Data section —
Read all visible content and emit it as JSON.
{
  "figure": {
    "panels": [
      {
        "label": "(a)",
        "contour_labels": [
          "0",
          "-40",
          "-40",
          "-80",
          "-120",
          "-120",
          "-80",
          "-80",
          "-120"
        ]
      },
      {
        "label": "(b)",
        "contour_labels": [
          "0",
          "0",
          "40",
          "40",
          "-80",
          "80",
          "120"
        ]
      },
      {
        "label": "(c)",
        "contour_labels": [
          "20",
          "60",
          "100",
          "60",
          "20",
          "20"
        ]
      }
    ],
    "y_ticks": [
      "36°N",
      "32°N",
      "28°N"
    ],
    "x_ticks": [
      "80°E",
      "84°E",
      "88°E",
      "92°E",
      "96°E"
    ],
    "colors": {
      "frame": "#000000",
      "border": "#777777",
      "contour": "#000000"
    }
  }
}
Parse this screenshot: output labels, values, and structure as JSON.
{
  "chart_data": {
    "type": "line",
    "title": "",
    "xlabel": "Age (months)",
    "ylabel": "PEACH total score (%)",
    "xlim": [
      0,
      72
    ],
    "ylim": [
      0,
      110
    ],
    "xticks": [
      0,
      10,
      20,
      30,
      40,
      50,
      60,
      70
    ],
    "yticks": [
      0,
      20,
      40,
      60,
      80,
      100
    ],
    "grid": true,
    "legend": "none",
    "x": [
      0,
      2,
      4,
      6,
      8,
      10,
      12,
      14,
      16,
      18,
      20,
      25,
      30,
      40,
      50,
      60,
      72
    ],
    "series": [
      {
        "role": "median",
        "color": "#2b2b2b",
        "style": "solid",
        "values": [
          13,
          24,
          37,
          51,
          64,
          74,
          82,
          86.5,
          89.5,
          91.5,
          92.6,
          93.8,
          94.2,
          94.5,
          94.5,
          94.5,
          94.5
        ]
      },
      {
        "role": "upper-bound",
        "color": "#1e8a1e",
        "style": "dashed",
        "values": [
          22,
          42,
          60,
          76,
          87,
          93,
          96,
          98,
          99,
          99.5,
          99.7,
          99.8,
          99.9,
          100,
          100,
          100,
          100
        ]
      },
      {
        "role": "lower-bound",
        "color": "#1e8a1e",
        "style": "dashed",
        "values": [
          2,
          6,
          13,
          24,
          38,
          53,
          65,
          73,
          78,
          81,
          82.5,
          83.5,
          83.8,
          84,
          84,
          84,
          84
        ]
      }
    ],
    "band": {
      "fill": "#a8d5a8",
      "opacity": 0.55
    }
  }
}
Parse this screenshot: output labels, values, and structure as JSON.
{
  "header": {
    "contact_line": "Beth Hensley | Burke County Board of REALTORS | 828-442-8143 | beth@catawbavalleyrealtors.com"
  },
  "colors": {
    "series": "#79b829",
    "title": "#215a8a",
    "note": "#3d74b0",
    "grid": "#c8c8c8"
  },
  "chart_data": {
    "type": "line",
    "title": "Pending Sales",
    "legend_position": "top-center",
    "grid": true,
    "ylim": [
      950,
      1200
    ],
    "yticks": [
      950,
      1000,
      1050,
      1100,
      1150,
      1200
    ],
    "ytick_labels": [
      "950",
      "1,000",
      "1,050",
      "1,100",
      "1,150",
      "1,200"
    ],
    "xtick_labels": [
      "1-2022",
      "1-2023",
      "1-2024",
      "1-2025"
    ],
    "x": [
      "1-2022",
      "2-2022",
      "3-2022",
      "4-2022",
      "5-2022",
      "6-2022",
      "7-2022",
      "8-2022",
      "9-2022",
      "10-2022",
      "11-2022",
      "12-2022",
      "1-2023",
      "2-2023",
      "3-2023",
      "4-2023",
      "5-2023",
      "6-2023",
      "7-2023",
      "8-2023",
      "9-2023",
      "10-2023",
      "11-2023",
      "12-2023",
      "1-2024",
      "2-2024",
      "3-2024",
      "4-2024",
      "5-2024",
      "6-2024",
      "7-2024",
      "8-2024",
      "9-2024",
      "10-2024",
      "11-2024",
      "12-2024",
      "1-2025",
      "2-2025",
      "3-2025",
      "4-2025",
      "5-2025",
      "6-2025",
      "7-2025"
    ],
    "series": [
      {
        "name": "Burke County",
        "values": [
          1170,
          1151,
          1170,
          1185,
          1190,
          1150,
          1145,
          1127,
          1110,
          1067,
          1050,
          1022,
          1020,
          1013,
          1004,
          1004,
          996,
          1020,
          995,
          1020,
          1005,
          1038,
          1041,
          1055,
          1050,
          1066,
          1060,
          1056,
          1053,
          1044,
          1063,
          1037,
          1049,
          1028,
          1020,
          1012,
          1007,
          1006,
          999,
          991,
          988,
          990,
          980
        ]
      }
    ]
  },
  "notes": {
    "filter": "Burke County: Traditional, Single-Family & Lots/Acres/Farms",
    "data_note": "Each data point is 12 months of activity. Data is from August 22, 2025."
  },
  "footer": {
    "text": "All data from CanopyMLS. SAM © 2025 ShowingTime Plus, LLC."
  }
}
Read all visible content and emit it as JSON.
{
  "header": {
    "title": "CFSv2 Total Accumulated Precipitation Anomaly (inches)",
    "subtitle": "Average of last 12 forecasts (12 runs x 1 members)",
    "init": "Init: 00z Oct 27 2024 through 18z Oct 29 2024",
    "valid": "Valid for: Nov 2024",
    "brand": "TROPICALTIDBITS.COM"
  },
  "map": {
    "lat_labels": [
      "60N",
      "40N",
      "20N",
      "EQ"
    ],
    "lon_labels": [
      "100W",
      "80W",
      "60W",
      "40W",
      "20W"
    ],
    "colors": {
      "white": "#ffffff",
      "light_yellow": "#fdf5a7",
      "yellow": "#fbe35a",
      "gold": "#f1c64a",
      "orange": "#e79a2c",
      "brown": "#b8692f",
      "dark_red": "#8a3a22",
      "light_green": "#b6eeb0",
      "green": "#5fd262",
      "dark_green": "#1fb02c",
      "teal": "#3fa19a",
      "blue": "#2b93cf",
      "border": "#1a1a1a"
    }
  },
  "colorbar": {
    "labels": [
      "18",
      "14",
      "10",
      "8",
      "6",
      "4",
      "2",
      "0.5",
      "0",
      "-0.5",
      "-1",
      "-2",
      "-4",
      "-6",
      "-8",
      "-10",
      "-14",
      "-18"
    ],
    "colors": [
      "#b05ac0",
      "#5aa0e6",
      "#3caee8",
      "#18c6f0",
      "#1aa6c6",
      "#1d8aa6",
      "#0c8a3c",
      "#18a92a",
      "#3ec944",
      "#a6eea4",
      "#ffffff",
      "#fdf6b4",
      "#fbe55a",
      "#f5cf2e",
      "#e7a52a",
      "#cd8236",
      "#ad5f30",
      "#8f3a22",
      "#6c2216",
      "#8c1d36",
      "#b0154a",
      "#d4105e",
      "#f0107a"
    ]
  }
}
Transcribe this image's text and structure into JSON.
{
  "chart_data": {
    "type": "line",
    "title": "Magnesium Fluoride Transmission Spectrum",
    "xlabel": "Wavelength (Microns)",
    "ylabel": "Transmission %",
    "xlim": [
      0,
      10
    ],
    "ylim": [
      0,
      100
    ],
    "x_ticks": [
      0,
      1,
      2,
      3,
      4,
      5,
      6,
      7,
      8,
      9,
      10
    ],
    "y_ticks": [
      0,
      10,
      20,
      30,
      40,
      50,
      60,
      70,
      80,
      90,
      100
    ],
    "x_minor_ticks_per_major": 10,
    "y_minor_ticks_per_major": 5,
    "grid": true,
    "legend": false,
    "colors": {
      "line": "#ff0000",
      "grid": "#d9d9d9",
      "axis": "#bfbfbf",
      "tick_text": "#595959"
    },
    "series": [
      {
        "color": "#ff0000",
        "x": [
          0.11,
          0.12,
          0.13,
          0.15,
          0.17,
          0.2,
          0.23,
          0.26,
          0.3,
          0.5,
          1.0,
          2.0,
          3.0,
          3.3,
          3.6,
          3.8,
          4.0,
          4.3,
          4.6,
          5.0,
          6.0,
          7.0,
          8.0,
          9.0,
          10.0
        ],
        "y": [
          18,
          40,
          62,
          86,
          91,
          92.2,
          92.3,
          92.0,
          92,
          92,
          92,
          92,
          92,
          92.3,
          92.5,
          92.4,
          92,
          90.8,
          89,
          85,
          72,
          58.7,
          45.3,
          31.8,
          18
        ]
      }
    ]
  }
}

Directions for this task — Say the number of lines in the records above that include the string "County", and no more.

Worked solution — 3